start Source material

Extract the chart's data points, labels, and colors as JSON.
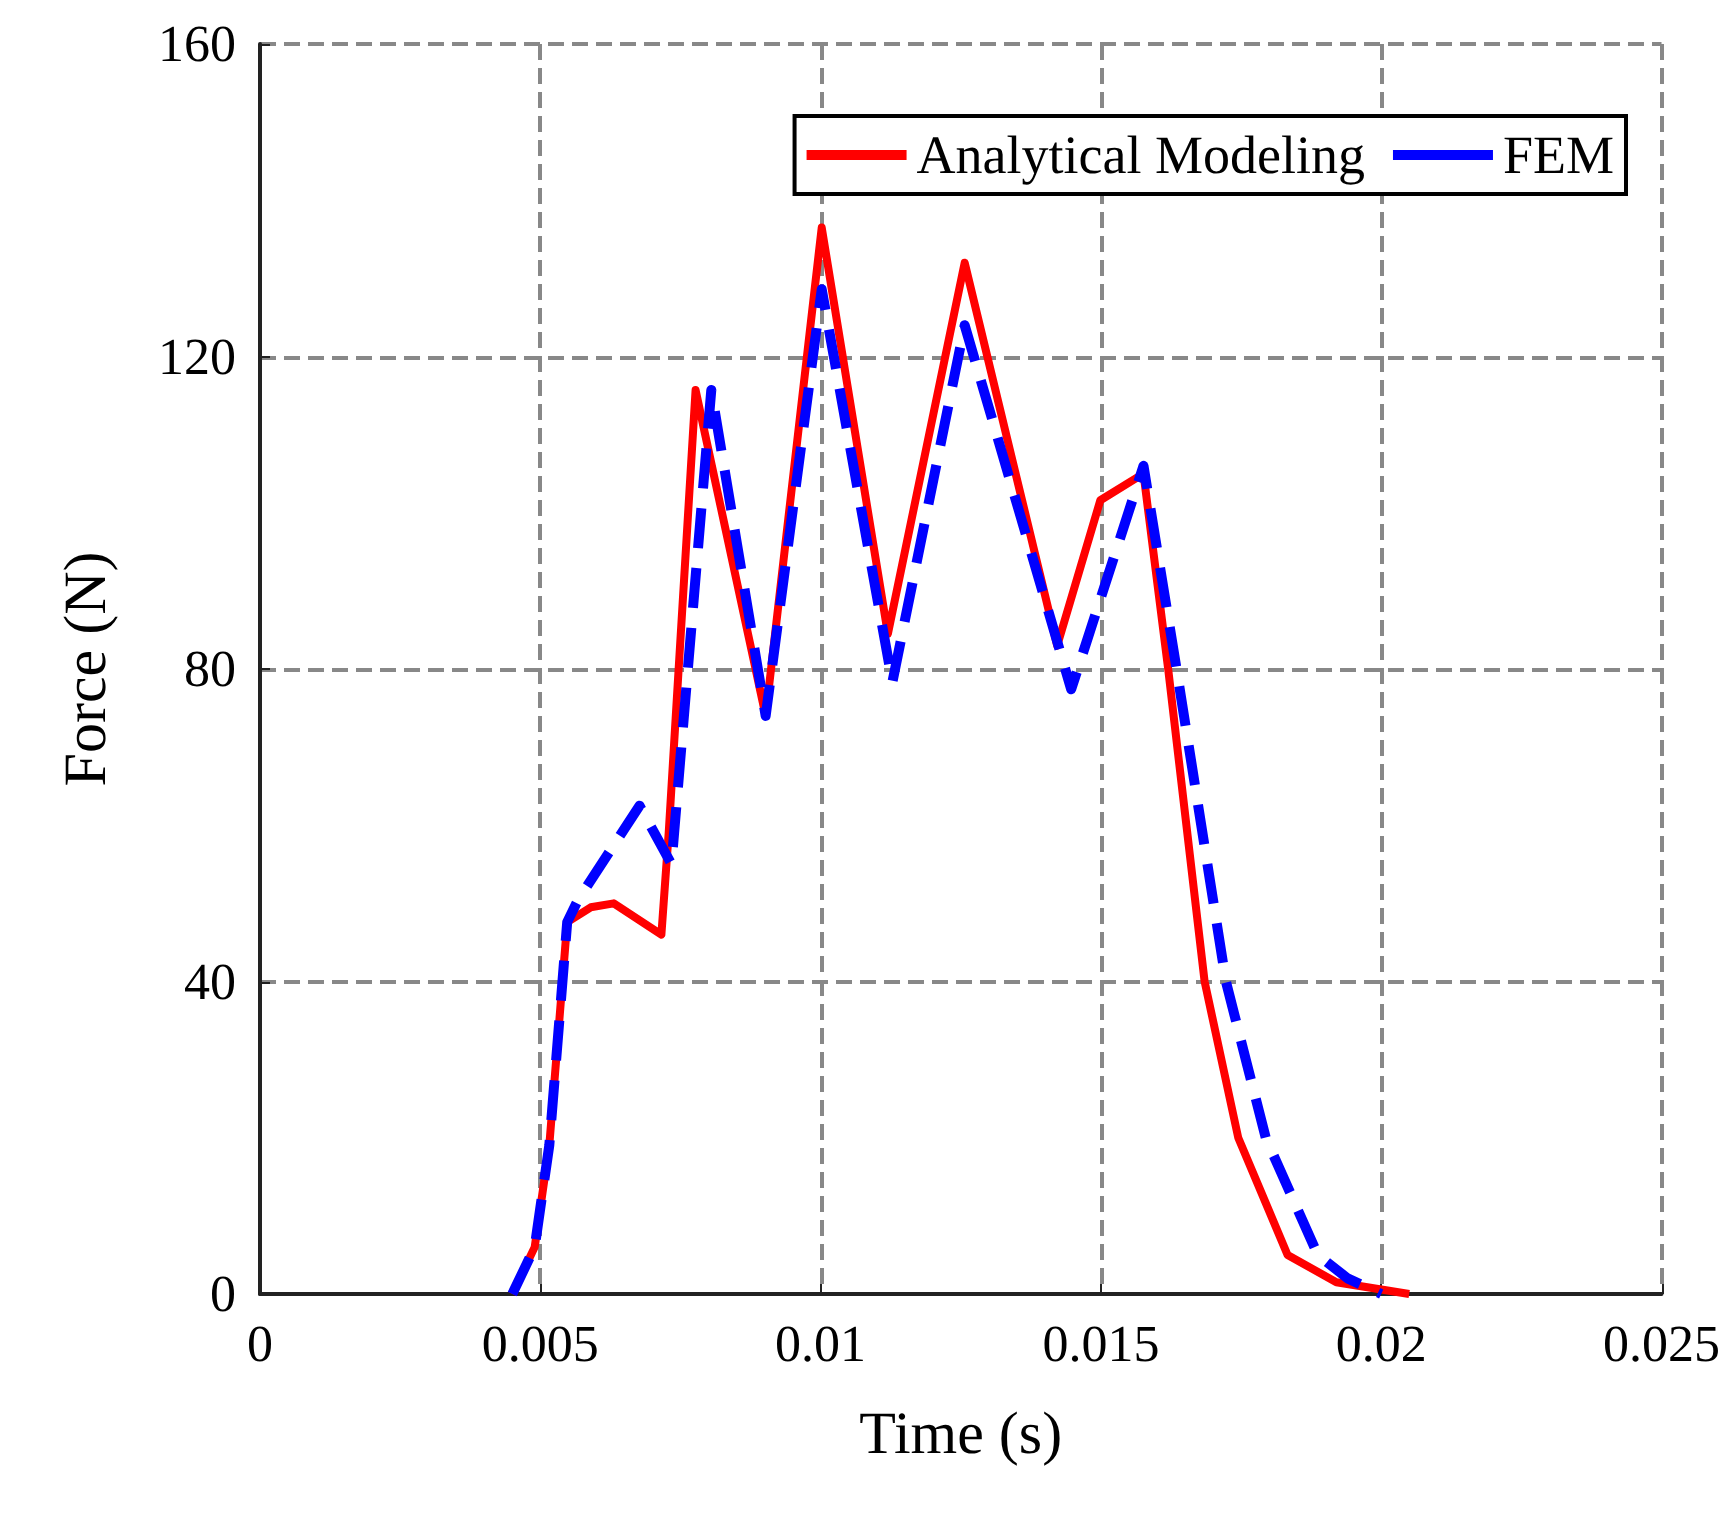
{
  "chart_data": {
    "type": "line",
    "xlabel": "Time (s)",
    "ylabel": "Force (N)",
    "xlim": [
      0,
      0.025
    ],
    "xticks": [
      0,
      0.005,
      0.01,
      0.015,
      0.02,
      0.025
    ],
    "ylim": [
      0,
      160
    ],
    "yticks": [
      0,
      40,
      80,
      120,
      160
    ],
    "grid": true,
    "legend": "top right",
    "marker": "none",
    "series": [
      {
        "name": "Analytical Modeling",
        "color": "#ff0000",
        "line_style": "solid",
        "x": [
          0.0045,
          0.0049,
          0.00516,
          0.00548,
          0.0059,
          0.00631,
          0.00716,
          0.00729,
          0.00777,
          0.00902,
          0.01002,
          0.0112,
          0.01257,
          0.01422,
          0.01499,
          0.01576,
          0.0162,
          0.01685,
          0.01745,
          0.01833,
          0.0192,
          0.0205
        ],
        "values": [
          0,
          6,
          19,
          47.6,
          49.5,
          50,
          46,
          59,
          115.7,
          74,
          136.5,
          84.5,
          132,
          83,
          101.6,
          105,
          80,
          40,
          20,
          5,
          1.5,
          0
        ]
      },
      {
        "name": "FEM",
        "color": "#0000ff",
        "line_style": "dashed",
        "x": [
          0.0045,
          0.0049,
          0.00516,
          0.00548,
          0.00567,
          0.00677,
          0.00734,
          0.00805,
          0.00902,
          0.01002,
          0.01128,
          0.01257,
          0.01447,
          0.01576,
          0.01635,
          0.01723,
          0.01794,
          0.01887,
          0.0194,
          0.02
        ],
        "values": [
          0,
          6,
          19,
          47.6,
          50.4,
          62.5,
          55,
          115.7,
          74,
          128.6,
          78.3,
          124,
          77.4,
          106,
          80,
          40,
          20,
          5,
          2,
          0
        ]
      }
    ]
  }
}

end Source material

In your copy, repeat each record exactly and include no pictures.

Extract the chart's data points, labels, and colors as JSON.
{
  "chart_data": {
    "type": "line",
    "xlabel": "Time (s)",
    "ylabel": "Force (N)",
    "xlim": [
      0,
      0.025
    ],
    "xticks": [
      0,
      0.005,
      0.01,
      0.015,
      0.02,
      0.025
    ],
    "ylim": [
      0,
      160
    ],
    "yticks": [
      0,
      40,
      80,
      120,
      160
    ],
    "grid": true,
    "legend": "top right",
    "marker": "none",
    "series": [
      {
        "name": "Analytical Modeling",
        "color": "#ff0000",
        "line_style": "solid",
        "x": [
          0.0045,
          0.0049,
          0.00516,
          0.00548,
          0.0059,
          0.00631,
          0.00716,
          0.00729,
          0.00777,
          0.00902,
          0.01002,
          0.0112,
          0.01257,
          0.01422,
          0.01499,
          0.01576,
          0.0162,
          0.01685,
          0.01745,
          0.01833,
          0.0192,
          0.0205
        ],
        "values": [
          0,
          6,
          19,
          47.6,
          49.5,
          50,
          46,
          59,
          115.7,
          74,
          136.5,
          84.5,
          132,
          83,
          101.6,
          105,
          80,
          40,
          20,
          5,
          1.5,
          0
        ]
      },
      {
        "name": "FEM",
        "color": "#0000ff",
        "line_style": "dashed",
        "x": [
          0.0045,
          0.0049,
          0.00516,
          0.00548,
          0.00567,
          0.00677,
          0.00734,
          0.00805,
          0.00902,
          0.01002,
          0.01128,
          0.01257,
          0.01447,
          0.01576,
          0.01635,
          0.01723,
          0.01794,
          0.01887,
          0.0194,
          0.02
        ],
        "values": [
          0,
          6,
          19,
          47.6,
          50.4,
          62.5,
          55,
          115.7,
          74,
          128.6,
          78.3,
          124,
          77.4,
          106,
          80,
          40,
          20,
          5,
          2,
          0
        ]
      }
    ]
  }
}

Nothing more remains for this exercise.